→ **Excerpted text**
** BEGIN **

Carlos Zambrano: Few players are as beloved and yet as misunderstood as Carlos Zambrano.  Younger fans love Carlos, not just because he’s good, but because he’s nuts.  He stomps around on the mound, he beats up his glove, when he gives up a hit he’s likely to pull his hat down so hard you expect the little red button to pop off the top.  He yells at umpires, he yells at himself, and he yells at Todd Walker.  At the plate, he switch hits, with legit power from either side.  He runs the bases like the goal is to stomp each bag completely into the dirt before you can advance to the next one.  Older Cubs fans are dubious of Carlos for all those very same reasons.  Me?  I love the big nutcase.  Carlos is the perfect kind of crazy, the harmless kind.  You never hear stories of him acting up off the field.  His teammates seem to geniuinely like him.  Hell, Frank Beltran used to put on boxing gloves and he and Carlos would smash the hell out of each other right in the middle of the clubhouse.  What you can’t help but admire is that Carlos shows no fear.  In his mind there’s no spot too big for him to handle.  Bases loaded and Albert Pujols at the plate?  You know who’s in trouble? 

Albert.

What’s not to love about that?

Mark Prior: It’s bad enough that he’s been the freak injury poster boy, now we’ve got Web sites claiming an offseason sore throat ended up in his pitching shoulder? 

Prior as we all know, got a late start on the 2005 season, but when he showed up on April 13 he was ready to roll.  In April alone he was 3-0 with a 0.95 ERA.  He was similarly dominant in May striking out 40 and allowing only 28 hits in 40 innings.

Then, in June he caught a Brad Hawpe line drive right between his upper dorsimus and his ublius muscles, breaking his arm.  Ouch.  When he came back he was still pretty good.  He was 6-4 with a 3.88 ERA and 117 strikeouts to only 37 walks in 92 innings.  He was good, but he wasn’t Mark Prior.  He didn’t even look like the same guy.  The results were there.  In 27 starts he gave up more than three earned runs only three times.  He did have a couple of doozies in there, though.  The eight run inning at Minute Maid rings a bell, as does the six run chuck fest in the first game of a Turner Field doubleheader.

** END **

→ **Directions**
1. Do the following statements agree with the Zambrano and Prior text? Answer yes or no for each, quoting the words of the text that decide it: (a) Zambrano hits from both sides of the plate. (b) Prior began the 2005 season on time. (c) Prior gave up 40 hits in May.
2. According to the Zambrano and Prior text, why does the writer consider Zambrano's craziness the harmless kind? Answer in one to three sentences.
3. Carry the Zambrano and Prior text forward, starting after its final sentence.

→ **Source excerpt**
** BEGIN **

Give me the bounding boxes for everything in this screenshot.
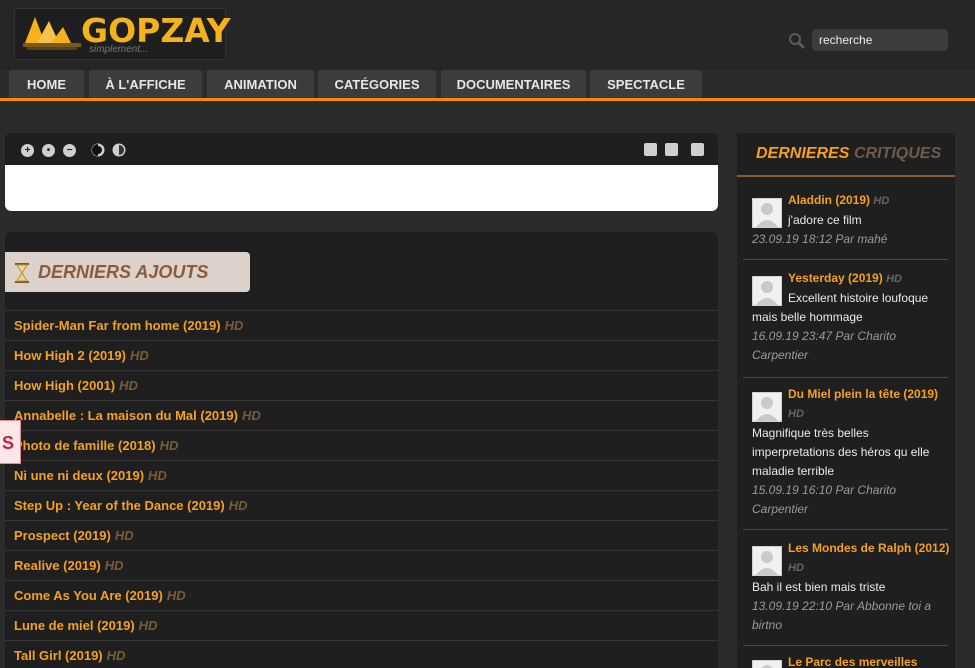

** END **

→ **Responses to the tasks**
1.
(a) Yes: "At the plate, he switch hits, with legit power from either side."
(b) No: "Prior as we all know, got a late start on the 2005 season"
(c) No: "striking out 40 and allowing only 28 hits in 40 innings."

2. The writer calls it harmless because there are never stories of Zambrano acting up off the field. His teammates also seem to truly like him.

3.
But what was noticable was that after his injury (to be fair, the Minute Maid shellacking came before he got hurt) was how many more pitches he was throwing.  He was trying to get guys out without letting them hit their way into outs.  Was it a fear of having another liner smash his arm to bits, was it a quick glance at the anemic defense being played behind him?  It was probably a little bit of both.

If he comes back this year and is Mark Prior, it won’t take long to remind all of baseball, just how freakin’ good that really is.  If he comes back and he’s the other guy?  Well, honestly?  You trade that guy.  That guy’s gonna throw his arm out before he’s 30, trying to strike everybody out.

Kerry Wood: Speaking of blowing your arm out before you’re 30 trying to strike everybody out, it’s Kerry Wood!  I want you to follow along with me.  Close your eyes and picture game five of the NLCS against the Braves.  I know it’s tough to read with your eyes closed, but work with me here.  The Cubs are ending 95 years of postseason frustration by finally winning a series, Kerry Wood is the undisputed hero of the series, winning games one and five in Turner Field.  You know what you just pictured?  The last time Kerry Wood pitched well in the big leagues.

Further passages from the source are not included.